Repeat the entries below exactly as they appear, with no pictures.
■ ■ ■ ■ ■
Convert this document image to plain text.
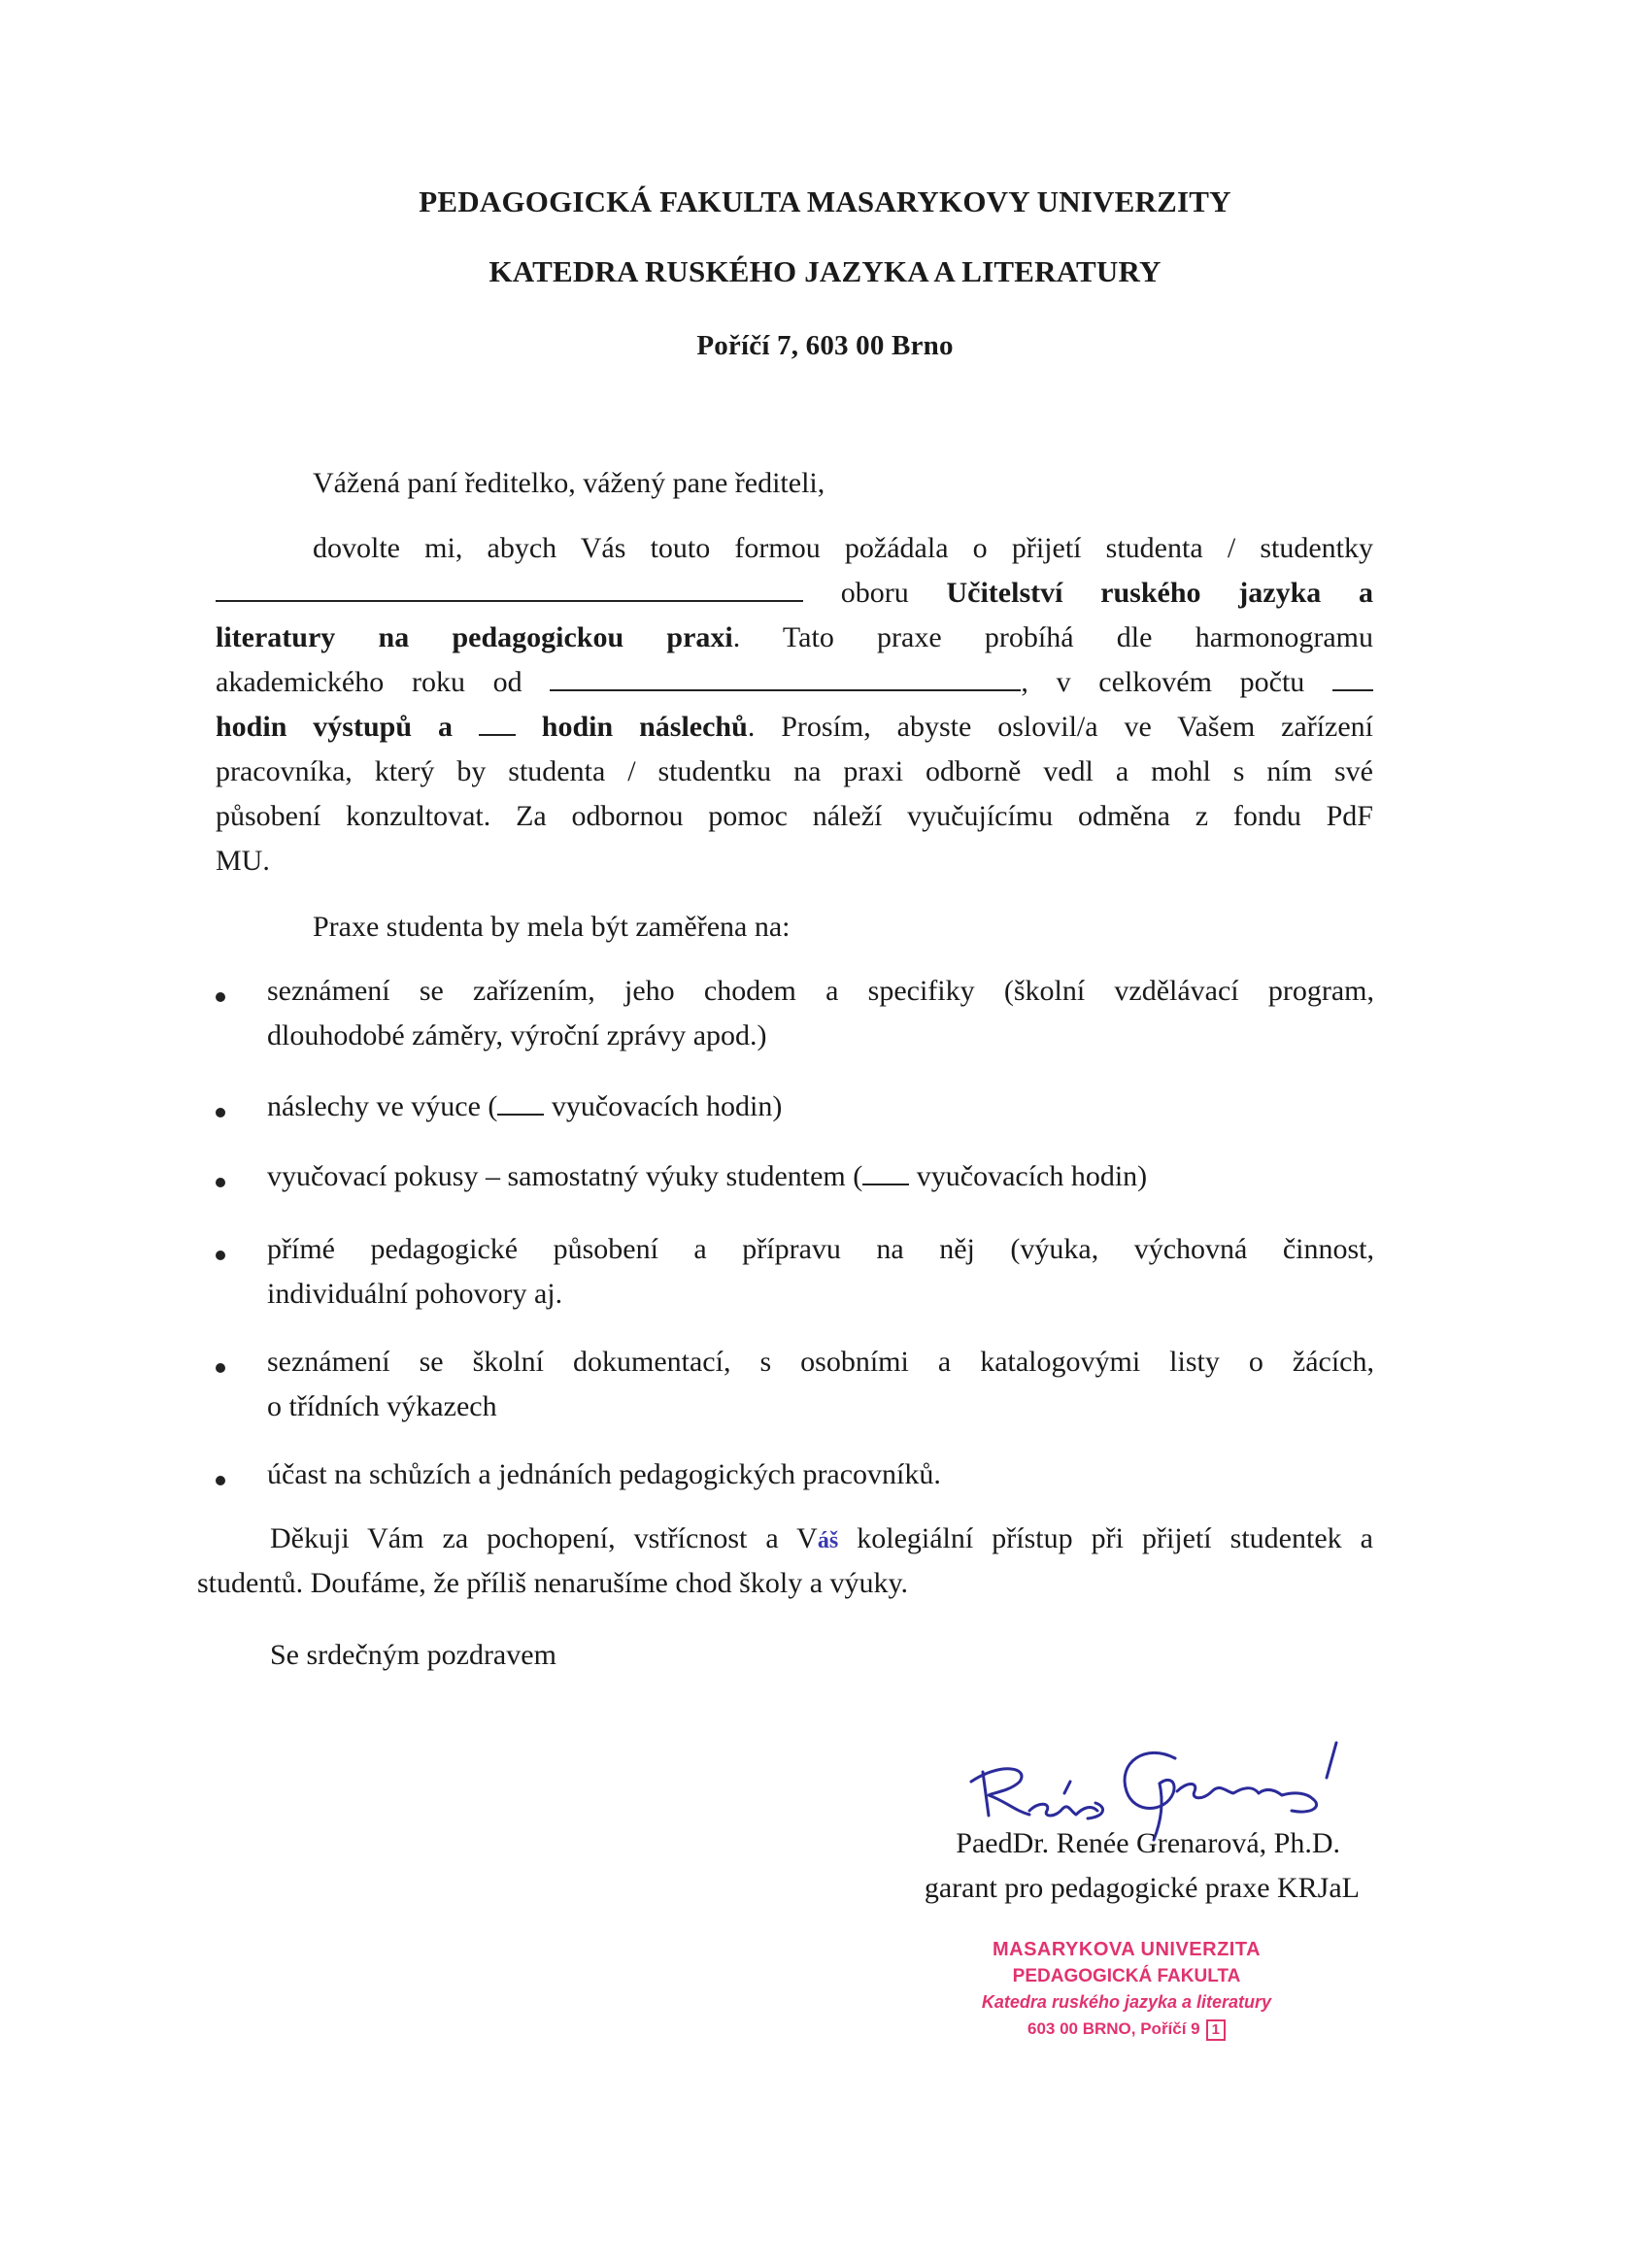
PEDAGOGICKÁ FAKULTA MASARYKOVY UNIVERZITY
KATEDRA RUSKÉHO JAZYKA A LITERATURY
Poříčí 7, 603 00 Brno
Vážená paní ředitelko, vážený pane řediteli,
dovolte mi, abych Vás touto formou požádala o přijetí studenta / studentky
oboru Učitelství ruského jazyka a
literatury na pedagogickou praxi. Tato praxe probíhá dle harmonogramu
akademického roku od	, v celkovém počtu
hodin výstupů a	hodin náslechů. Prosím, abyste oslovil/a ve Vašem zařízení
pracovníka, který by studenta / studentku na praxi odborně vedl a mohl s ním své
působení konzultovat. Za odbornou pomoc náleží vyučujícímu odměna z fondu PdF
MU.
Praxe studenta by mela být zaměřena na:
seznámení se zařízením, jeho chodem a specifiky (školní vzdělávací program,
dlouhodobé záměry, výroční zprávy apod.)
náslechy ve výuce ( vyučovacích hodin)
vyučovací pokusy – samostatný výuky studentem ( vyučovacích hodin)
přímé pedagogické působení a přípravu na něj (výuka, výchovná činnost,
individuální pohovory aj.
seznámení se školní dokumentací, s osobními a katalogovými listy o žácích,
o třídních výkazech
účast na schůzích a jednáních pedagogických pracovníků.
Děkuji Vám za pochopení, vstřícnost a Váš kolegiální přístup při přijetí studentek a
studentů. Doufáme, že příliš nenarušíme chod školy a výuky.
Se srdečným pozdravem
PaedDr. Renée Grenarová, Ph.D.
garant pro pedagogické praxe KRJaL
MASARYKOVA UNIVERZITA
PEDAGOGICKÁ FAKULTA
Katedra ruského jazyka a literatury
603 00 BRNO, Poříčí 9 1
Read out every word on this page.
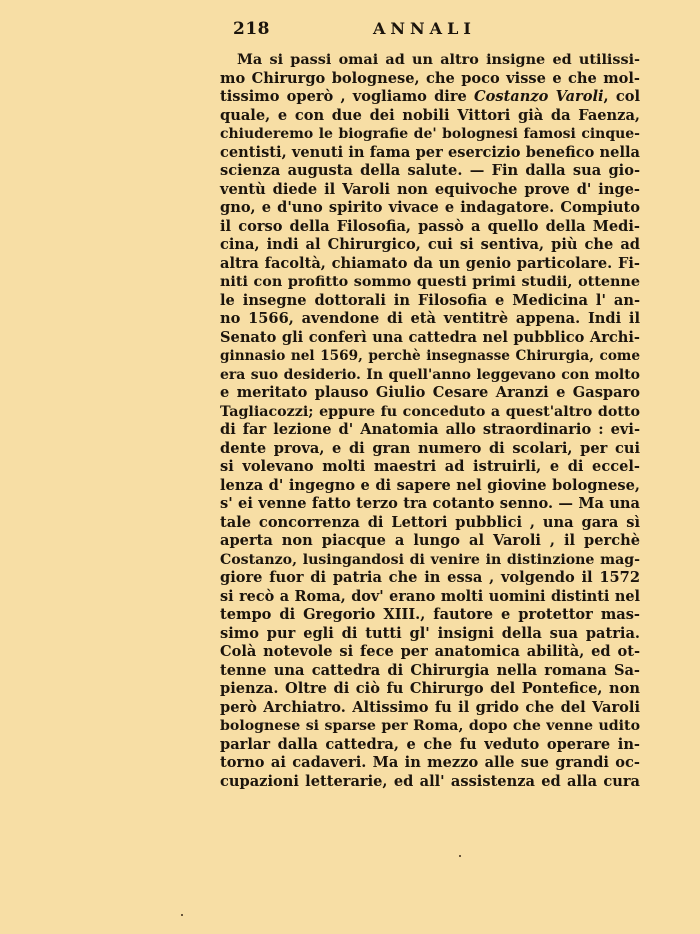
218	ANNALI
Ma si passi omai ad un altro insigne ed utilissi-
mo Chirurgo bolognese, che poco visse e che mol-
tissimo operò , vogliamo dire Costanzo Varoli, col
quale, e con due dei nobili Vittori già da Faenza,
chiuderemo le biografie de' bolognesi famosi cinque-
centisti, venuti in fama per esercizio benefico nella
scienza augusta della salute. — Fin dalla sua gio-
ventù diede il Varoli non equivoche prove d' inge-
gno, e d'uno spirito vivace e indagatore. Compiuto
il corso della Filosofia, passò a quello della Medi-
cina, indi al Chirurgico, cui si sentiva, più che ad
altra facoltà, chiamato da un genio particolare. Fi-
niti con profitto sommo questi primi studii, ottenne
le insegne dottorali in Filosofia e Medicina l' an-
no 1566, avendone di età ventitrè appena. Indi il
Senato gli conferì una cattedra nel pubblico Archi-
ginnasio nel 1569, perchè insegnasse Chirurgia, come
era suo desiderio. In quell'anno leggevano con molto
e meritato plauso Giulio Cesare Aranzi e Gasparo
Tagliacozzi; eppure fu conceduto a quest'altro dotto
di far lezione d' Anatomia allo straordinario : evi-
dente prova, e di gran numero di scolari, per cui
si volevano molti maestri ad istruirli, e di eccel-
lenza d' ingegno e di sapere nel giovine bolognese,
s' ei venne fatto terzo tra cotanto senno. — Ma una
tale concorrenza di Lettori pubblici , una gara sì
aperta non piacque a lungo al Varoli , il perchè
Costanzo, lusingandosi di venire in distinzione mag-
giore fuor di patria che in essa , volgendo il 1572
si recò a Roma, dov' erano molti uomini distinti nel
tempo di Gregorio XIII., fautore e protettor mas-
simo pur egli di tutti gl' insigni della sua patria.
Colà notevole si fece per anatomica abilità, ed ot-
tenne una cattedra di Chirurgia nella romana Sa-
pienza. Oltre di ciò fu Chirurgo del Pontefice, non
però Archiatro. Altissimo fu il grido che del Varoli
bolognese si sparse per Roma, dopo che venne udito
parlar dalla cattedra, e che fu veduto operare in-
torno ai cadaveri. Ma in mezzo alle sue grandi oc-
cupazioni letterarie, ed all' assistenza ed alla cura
■ ■ ■ ■ ■
◆ COMPLETE OUTPUT ◆
Convert this document image to plain text.
PEDAGOGICKÁ FAKULTA MASARYKOVY UNIVERZITY
KATEDRA RUSKÉHO JAZYKA A LITERATURY
Poříčí 7, 603 00 Brno
Vážená paní ředitelko, vážený pane řediteli,
dovolte mi, abych Vás touto formou požádala o přijetí studenta / studentky
oboru Učitelství ruského jazyka a
literatury na pedagogickou praxi. Tato praxe probíhá dle harmonogramu
akademického roku od	, v celkovém počtu
hodin výstupů a	hodin náslechů. Prosím, abyste oslovil/a ve Vašem zařízení
pracovníka, který by studenta / studentku na praxi odborně vedl a mohl s ním své
působení konzultovat. Za odbornou pomoc náleží vyučujícímu odměna z fondu PdF
MU.
Praxe studenta by mela být zaměřena na:
seznámení se zařízením, jeho chodem a specifiky (školní vzdělávací program,
dlouhodobé záměry, výroční zprávy apod.)
náslechy ve výuce ( vyučovacích hodin)
vyučovací pokusy – samostatný výuky studentem ( vyučovacích hodin)
přímé pedagogické působení a přípravu na něj (výuka, výchovná činnost,
individuální pohovory aj.
seznámení se školní dokumentací, s osobními a katalogovými listy o žácích,
o třídních výkazech
účast na schůzích a jednáních pedagogických pracovníků.
Děkuji Vám za pochopení, vstřícnost a Váš kolegiální přístup při přijetí studentek a
studentů. Doufáme, že příliš nenarušíme chod školy a výuky.
Se srdečným pozdravem
PaedDr. Renée Grenarová, Ph.D.
garant pro pedagogické praxe KRJaL
MASARYKOVA UNIVERZITA
PEDAGOGICKÁ FAKULTA
Katedra ruského jazyka a literatury
603 00 BRNO, Poříčí 9 1
Read out every word on this page.
218	ANNALI
Ma si passi omai ad un altro insigne ed utilissi-
mo Chirurgo bolognese, che poco visse e che mol-
tissimo operò , vogliamo dire Costanzo Varoli, col
quale, e con due dei nobili Vittori già da Faenza,
chiuderemo le biografie de' bolognesi famosi cinque-
centisti, venuti in fama per esercizio benefico nella
scienza augusta della salute. — Fin dalla sua gio-
ventù diede il Varoli non equivoche prove d' inge-
gno, e d'uno spirito vivace e indagatore. Compiuto
il corso della Filosofia, passò a quello della Medi-
cina, indi al Chirurgico, cui si sentiva, più che ad
altra facoltà, chiamato da un genio particolare. Fi-
niti con profitto sommo questi primi studii, ottenne
le insegne dottorali in Filosofia e Medicina l' an-
no 1566, avendone di età ventitrè appena. Indi il
Senato gli conferì una cattedra nel pubblico Archi-
ginnasio nel 1569, perchè insegnasse Chirurgia, come
era suo desiderio. In quell'anno leggevano con molto
e meritato plauso Giulio Cesare Aranzi e Gasparo
Tagliacozzi; eppure fu conceduto a quest'altro dotto
di far lezione d' Anatomia allo straordinario : evi-
dente prova, e di gran numero di scolari, per cui
si volevano molti maestri ad istruirli, e di eccel-
lenza d' ingegno e di sapere nel giovine bolognese,
s' ei venne fatto terzo tra cotanto senno. — Ma una
tale concorrenza di Lettori pubblici , una gara sì
aperta non piacque a lungo al Varoli , il perchè
Costanzo, lusingandosi di venire in distinzione mag-
giore fuor di patria che in essa , volgendo il 1572
si recò a Roma, dov' erano molti uomini distinti nel
tempo di Gregorio XIII., fautore e protettor mas-
simo pur egli di tutti gl' insigni della sua patria.
Colà notevole si fece per anatomica abilità, ed ot-
tenne una cattedra di Chirurgia nella romana Sa-
pienza. Oltre di ciò fu Chirurgo del Pontefice, non
però Archiatro. Altissimo fu il grido che del Varoli
bolognese si sparse per Roma, dopo che venne udito
parlar dalla cattedra, e che fu veduto operare in-
torno ai cadaveri. Ma in mezzo alle sue grandi oc-
cupazioni letterarie, ed all' assistenza ed alla cura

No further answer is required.